Text segment:

PERSPECTIVES #8
EU-ETS reform: how it works and what should be changed.
Download the full document in PDF formatEurope is seeking to design an ambitious regulatory framework to steer its economy and policies towards sustainable development and the fight against Climate Change. It is obvious when looking at the European Green Deal and its goal to be Climate Neutral by 2050 but also in the development of the sustainable finance corpus: Sustainable Finance Disclosure Regulation (2019) and EU Taxonomy (2020).
Among the key tools for achieving this ambitious goal lies the EU Emissions Trading Scheme (EU- ETS) that has been implemented in 2005. The basic idea of this scheme is that main CO2 emitters (energy producers, heavy industries and later on aviation) must eventually pay for the negative impact their activities have on climate through Greenhouse Gas (GHG) emissions.
This scheme has been of growing importance to economic decisions in the power and heavy industries sectors for the last 15 years. In the context of the European Green Deal, a revision of the EU-ETS directive is being discussed, likely to lead to a more comprehensive scope that may impact not only large corporations or industrial sites, but increasingly SMEs and midcaps.
EU-ETS being a key instrument for a successful energy transition, we intend in this paper to:
1. Give a brief overview of this scheme;
2. Discuss the impact of CO2 pricing on emissions reduction;
3. Question two key features of the EU-ETS: what are the implications of considering CO2 allowances as a financial asset and how does this scheme play into the European Just Transition ambition?

Problem requirements:
Answer these questions about the EU-ETS reform text, each from its own part of the text:
(a) In what year was the EU Emissions Trading Scheme implemented?
(b) Which two parts of the sustainable finance corpus does the text name, and with what years?
(c) Beyond large corporations or industrial sites, which businesses may a revised EU-ETS directive increasingly affect?

Data records:

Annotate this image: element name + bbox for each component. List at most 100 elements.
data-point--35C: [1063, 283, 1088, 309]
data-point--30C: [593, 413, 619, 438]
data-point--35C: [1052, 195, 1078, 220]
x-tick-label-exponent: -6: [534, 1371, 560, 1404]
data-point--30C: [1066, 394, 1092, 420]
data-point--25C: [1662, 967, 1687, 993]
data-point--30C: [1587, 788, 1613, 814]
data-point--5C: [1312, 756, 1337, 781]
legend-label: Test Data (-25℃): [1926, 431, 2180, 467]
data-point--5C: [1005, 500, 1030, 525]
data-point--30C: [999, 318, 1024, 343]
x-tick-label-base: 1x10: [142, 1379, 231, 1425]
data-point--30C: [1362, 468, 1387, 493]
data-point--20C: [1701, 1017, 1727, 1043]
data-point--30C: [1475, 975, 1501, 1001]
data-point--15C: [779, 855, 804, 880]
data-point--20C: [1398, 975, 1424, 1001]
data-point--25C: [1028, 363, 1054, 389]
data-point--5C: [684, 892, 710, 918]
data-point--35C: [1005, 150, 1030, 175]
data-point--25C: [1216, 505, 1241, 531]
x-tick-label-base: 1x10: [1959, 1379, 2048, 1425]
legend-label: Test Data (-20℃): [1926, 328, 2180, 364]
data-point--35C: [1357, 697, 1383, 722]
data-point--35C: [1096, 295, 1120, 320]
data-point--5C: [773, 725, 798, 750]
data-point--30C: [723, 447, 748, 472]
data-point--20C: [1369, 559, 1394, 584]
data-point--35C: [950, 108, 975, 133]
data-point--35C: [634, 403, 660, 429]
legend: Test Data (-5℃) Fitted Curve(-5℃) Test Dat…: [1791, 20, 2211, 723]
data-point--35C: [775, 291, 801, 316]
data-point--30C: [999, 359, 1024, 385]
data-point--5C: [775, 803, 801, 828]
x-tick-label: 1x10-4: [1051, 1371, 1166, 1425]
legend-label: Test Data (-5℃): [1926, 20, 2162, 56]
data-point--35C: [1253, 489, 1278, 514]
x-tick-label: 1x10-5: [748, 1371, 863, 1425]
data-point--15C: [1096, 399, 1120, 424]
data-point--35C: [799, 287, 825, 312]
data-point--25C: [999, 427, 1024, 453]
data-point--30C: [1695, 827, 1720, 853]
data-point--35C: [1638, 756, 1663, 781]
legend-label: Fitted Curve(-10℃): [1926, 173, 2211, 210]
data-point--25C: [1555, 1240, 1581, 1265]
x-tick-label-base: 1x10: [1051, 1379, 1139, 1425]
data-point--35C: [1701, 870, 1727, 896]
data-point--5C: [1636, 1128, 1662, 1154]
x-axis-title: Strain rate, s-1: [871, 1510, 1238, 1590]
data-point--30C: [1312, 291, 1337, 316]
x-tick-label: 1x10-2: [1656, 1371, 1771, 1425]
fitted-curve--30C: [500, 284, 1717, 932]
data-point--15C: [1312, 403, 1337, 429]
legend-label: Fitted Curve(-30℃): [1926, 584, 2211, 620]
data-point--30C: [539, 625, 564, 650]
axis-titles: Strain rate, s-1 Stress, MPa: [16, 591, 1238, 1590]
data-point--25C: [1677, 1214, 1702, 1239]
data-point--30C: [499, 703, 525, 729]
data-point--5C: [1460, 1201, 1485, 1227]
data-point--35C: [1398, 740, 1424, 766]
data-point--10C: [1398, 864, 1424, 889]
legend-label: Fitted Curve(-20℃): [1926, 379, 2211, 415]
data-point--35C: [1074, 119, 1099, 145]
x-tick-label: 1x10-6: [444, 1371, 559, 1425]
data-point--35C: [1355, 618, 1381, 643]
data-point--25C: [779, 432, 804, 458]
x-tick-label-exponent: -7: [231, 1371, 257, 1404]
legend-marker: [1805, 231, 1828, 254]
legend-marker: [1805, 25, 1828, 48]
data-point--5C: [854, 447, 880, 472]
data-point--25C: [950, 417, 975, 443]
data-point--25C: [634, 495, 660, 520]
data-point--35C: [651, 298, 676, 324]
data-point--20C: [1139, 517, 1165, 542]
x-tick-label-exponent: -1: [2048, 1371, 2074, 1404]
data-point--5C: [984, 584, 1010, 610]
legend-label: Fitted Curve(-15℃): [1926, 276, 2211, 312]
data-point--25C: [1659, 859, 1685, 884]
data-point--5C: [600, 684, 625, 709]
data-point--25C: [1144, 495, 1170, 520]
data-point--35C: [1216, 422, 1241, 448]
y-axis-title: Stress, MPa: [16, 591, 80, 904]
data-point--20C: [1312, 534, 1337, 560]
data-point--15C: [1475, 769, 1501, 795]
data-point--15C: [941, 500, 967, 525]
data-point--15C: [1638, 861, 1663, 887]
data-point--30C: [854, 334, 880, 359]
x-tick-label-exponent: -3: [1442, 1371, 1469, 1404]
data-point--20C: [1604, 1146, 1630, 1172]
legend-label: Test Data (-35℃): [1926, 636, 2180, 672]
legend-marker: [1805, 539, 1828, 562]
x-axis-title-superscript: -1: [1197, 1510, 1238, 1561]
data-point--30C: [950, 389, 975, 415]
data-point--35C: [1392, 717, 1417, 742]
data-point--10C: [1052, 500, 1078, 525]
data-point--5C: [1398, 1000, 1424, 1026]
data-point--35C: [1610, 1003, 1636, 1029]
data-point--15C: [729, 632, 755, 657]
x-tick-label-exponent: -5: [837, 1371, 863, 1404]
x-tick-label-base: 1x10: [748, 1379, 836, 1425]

Full solution:
(a) 2005
(b) The Sustainable Finance Disclosure Regulation (2019) and the EU Taxonomy (2020)
(c) SMEs and midcaps